## BEGIN Entries provided

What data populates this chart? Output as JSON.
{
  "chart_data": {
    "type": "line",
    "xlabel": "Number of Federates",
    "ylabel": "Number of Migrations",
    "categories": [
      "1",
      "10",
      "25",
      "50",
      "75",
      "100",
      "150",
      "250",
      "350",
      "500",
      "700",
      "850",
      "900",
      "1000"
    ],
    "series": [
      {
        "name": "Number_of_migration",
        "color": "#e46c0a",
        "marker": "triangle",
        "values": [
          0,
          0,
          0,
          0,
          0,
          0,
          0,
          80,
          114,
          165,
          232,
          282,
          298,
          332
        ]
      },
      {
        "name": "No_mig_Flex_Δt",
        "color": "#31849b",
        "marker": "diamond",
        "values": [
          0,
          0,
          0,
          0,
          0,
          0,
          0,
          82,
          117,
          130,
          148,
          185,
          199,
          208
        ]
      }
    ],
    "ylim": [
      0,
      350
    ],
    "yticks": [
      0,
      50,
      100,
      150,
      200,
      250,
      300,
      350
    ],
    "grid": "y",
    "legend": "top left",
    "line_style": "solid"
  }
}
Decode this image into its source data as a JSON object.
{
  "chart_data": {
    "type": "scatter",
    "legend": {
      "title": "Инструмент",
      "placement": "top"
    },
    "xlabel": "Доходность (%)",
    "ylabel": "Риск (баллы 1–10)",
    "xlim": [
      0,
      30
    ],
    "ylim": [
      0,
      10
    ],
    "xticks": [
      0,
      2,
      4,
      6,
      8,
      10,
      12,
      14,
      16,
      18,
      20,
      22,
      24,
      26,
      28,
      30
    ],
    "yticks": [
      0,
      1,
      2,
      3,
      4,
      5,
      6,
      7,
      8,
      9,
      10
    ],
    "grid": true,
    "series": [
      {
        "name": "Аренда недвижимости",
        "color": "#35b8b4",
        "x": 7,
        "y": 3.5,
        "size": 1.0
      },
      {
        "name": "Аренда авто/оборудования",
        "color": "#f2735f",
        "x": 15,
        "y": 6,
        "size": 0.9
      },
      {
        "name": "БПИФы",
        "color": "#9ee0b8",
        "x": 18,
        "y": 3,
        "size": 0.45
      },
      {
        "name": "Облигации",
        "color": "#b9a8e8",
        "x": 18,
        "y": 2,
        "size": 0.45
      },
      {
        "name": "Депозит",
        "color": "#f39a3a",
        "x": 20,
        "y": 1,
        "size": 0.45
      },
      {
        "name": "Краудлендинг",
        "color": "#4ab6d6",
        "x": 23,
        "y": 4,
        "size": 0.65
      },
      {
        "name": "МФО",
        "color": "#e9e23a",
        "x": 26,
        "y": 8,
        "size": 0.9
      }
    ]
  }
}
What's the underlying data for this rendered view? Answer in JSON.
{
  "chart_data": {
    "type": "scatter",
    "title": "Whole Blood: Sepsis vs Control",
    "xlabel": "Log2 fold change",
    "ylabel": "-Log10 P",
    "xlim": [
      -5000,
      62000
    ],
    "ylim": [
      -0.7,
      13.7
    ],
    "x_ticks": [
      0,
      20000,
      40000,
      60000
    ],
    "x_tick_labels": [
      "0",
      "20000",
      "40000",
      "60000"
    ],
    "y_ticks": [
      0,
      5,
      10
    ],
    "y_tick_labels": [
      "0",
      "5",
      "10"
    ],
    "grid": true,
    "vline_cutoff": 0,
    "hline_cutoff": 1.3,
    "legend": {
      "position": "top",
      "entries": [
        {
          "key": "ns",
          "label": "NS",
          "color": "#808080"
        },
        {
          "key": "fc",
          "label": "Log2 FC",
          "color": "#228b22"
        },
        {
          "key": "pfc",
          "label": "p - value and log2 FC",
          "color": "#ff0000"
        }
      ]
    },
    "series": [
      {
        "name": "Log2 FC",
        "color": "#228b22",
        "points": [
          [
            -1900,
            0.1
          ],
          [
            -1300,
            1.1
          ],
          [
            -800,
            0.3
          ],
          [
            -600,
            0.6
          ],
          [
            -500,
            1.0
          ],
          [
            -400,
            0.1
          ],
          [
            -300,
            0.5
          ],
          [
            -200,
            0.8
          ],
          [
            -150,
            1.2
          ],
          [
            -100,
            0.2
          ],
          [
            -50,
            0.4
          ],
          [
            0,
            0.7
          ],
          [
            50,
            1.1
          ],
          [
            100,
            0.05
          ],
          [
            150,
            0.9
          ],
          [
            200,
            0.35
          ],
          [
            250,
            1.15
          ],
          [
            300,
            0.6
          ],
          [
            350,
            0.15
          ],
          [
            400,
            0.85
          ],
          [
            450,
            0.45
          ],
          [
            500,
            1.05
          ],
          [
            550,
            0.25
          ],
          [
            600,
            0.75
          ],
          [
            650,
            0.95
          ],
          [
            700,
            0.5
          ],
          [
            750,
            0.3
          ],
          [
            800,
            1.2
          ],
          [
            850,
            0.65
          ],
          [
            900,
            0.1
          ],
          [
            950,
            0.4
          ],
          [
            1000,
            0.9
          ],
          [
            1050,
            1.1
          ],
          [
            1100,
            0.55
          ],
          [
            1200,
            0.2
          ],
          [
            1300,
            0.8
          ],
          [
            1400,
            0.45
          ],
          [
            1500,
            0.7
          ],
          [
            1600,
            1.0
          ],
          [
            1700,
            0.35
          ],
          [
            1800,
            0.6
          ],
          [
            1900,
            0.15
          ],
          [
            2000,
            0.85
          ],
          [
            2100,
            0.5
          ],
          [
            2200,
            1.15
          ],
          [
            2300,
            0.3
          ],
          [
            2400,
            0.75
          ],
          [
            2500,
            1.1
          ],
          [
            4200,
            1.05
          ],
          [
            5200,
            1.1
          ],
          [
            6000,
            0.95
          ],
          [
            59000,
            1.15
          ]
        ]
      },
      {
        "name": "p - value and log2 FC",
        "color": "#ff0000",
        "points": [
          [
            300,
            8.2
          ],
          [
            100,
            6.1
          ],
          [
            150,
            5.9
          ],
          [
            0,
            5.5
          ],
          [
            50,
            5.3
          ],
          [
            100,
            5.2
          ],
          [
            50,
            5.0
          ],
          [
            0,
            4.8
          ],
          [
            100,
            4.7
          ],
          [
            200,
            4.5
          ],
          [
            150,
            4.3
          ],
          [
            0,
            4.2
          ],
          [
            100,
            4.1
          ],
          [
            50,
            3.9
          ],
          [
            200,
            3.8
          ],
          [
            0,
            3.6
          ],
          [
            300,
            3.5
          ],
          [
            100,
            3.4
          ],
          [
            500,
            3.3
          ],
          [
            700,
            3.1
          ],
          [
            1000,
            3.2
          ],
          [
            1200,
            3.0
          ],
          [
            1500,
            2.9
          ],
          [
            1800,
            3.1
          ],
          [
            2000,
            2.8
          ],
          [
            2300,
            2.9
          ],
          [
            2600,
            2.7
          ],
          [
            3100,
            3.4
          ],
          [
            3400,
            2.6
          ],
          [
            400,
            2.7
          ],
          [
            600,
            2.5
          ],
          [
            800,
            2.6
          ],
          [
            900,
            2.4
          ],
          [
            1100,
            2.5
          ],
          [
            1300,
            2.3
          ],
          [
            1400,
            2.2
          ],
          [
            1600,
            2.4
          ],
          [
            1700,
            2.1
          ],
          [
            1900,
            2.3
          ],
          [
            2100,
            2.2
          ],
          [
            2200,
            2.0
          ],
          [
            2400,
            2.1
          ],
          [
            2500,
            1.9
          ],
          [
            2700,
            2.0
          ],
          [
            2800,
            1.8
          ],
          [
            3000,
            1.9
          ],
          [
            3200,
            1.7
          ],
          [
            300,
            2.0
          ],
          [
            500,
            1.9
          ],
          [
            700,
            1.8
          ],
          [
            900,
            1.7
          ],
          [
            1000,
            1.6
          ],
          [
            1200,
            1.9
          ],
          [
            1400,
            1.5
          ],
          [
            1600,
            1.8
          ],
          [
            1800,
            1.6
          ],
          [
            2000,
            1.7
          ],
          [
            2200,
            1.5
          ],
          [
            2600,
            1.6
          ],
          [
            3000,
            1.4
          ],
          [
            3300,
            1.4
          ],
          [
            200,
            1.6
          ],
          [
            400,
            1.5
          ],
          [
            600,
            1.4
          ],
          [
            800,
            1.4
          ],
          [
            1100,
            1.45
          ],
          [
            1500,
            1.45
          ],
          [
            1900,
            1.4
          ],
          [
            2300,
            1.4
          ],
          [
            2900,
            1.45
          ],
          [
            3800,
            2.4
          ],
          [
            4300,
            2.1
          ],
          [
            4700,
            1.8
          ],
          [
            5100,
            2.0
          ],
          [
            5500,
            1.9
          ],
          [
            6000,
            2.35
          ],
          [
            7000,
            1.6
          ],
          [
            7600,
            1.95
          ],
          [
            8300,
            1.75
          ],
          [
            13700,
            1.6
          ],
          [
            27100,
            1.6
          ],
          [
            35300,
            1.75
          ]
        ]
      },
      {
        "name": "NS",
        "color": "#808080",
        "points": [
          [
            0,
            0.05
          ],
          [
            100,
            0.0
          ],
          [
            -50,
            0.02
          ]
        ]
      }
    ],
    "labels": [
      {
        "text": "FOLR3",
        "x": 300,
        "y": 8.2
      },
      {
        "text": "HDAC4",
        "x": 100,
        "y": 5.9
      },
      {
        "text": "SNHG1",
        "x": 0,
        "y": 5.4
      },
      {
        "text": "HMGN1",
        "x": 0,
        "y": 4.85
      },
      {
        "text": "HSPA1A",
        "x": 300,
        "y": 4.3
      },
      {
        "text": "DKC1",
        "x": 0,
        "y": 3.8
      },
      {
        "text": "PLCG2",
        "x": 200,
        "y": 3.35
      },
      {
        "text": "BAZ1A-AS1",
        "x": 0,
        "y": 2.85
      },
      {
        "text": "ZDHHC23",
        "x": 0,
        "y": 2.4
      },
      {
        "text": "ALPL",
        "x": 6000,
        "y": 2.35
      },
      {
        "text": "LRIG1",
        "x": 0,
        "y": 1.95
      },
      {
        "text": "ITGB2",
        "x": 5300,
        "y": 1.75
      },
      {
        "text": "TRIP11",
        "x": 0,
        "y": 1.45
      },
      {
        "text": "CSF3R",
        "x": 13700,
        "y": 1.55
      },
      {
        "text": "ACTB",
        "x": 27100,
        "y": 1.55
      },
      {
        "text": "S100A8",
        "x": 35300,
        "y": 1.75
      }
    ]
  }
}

## END Entries provided

# [What is being asked]
Look through the data above. Copy every line with the string "JSON" in it.

# [Solution to this task]
What data populates this chart? Output as JSON.
Decode this image into its source data as a JSON object.
What's the underlying data for this rendered view? Answer in JSON.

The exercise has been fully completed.